Exercise input ::

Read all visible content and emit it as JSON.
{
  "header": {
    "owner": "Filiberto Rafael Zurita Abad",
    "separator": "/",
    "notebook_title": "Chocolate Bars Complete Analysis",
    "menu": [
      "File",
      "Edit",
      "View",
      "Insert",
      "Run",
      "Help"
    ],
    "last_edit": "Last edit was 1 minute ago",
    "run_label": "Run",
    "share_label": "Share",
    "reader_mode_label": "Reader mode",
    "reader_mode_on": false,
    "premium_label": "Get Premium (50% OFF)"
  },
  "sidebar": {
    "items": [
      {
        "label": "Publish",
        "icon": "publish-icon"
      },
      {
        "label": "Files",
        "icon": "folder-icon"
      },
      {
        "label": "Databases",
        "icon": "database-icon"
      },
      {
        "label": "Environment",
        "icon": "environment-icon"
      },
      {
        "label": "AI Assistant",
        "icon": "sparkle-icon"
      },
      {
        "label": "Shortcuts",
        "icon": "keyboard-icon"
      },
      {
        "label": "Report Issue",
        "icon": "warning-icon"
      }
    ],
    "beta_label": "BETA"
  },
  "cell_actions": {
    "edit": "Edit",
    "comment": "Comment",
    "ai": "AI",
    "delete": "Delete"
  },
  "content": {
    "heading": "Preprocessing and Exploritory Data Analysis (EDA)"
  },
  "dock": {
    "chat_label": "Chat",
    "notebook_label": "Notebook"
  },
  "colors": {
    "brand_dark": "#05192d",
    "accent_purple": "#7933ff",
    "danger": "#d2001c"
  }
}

Problem description ::
Each line of the data that includes the word "icon" counts once; report the total and nothing more.

Problem solution ::
7